PROBLEM REQUIREMENTS:
What follows is a block of records; reproduce all of it verbatim.

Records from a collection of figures
------------------------

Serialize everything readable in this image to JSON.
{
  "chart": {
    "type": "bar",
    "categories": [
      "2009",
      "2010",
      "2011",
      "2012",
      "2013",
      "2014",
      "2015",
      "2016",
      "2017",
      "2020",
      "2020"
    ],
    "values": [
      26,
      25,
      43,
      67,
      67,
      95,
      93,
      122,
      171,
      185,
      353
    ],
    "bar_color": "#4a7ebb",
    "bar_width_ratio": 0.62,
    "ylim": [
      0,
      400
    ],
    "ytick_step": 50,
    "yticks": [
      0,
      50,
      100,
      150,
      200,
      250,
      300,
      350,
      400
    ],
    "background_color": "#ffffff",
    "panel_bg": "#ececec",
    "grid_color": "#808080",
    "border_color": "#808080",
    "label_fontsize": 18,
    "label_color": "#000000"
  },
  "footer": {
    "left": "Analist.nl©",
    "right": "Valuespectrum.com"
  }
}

------------------------

RESPONSE TO THE TASK:
Serialize everything readable in this image to JSON.
{
  "chart": {
    "type": "bar",
    "categories": [
      "2009",
      "2010",
      "2011",
      "2012",
      "2013",
      "2014",
      "2015",
      "2016",
      "2017",
      "2020",
      "2020"
    ],
    "values": [
      26,
      25,
      43,
      67,
      67,
      95,
      93,
      122,
      171,
      185,
      353
    ],
    "bar_color": "#4a7ebb",
    "bar_width_ratio": 0.62,
    "ylim": [
      0,
      400
    ],
    "ytick_step": 50,
    "yticks": [
      0,
      50,
      100,
      150,
      200,
      250,
      300,
      350,
      400
    ],
    "background_color": "#ffffff",
    "panel_bg": "#ececec",
    "grid_color": "#808080",
    "border_color": "#808080",
    "label_fontsize": 18,
    "label_color": "#000000"
  },
  "footer": {
    "left": "Analist.nl©",
    "right": "Valuespectrum.com"
  }
}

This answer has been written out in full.